> _GIVEN REQUEST_
From the records below, copy every line that contains the word "Artifacts".

** begin STORED ROWS **

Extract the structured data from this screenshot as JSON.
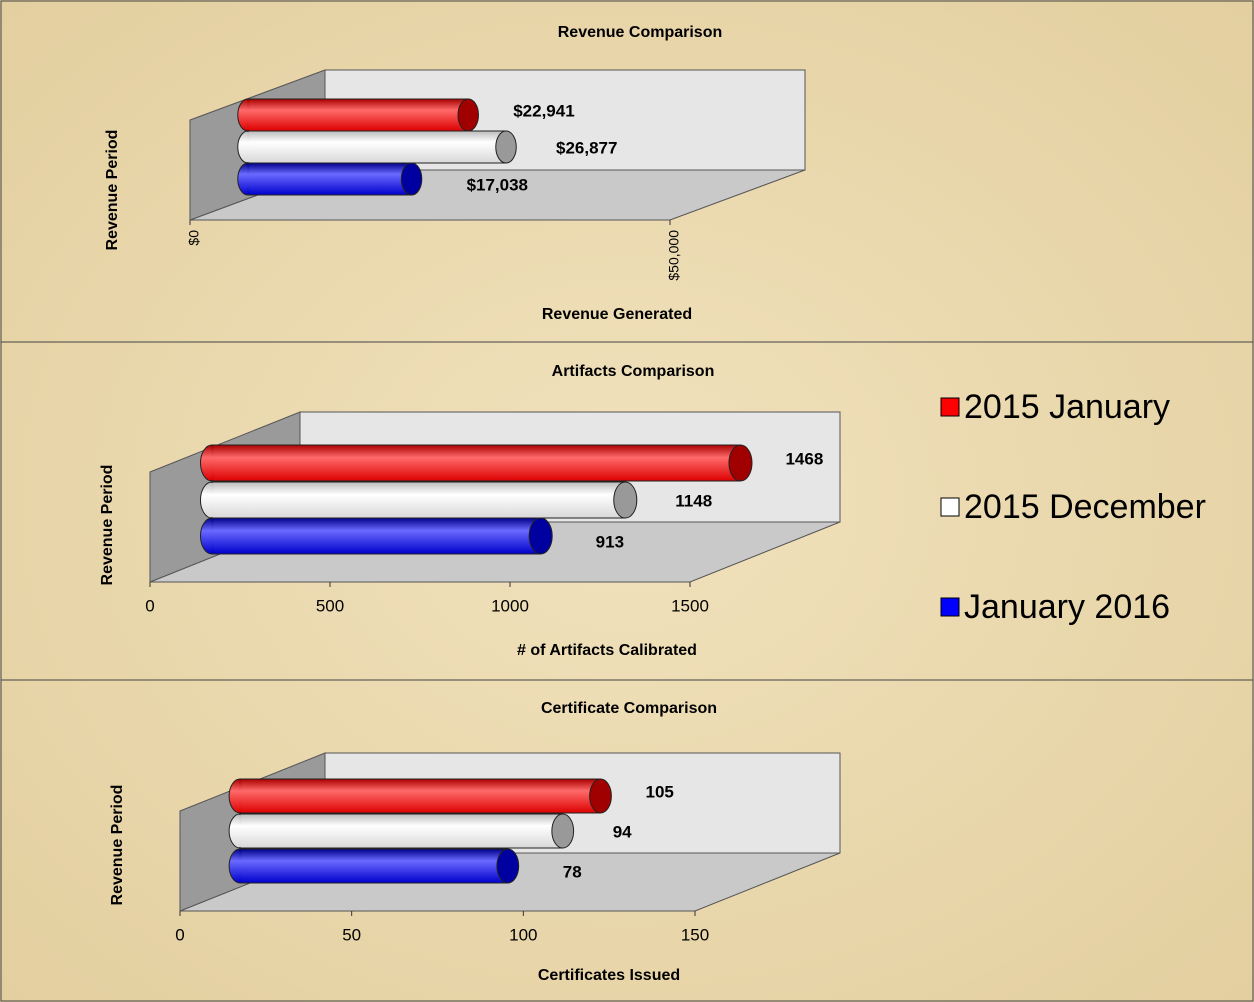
{
  "legend": [
    {
      "name": "2015 January",
      "color": "#ff0000"
    },
    {
      "name": "2015 December",
      "color": "#ffffff"
    },
    {
      "name": "January 2016",
      "color": "#0000ff"
    }
  ],
  "chart_data": [
    {
      "type": "bar",
      "orientation": "horizontal",
      "title": "Revenue Comparison",
      "xlabel": "Revenue Generated",
      "ylabel": "Revenue Period",
      "values": [
        22941,
        26877,
        17038
      ],
      "value_labels": [
        "$22,941",
        "$26,877",
        "$17,038"
      ],
      "xlim": [
        0,
        50000
      ],
      "xticks": [
        {
          "value": 0,
          "label": "$0"
        },
        {
          "value": 50000,
          "label": "$50,000"
        }
      ]
    },
    {
      "type": "bar",
      "orientation": "horizontal",
      "title": "Artifacts Comparison",
      "xlabel": "# of Artifacts Calibrated",
      "ylabel": "Revenue Period",
      "values": [
        1468,
        1148,
        913
      ],
      "xlim": [
        0,
        1500
      ],
      "xticks": [
        0,
        500,
        1000,
        1500
      ]
    },
    {
      "type": "bar",
      "orientation": "horizontal",
      "title": "Certificate Comparison",
      "xlabel": "Certificates Issued",
      "ylabel": "Revenue Period",
      "values": [
        105,
        94,
        78
      ],
      "xlim": [
        0,
        150
      ],
      "xticks": [
        0,
        50,
        100,
        150
      ]
    }
  ]
}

** end STORED ROWS **

> _RESULT BELOW_
      "title": "Artifacts Comparison",
      "xlabel": "# of Artifacts Calibrated",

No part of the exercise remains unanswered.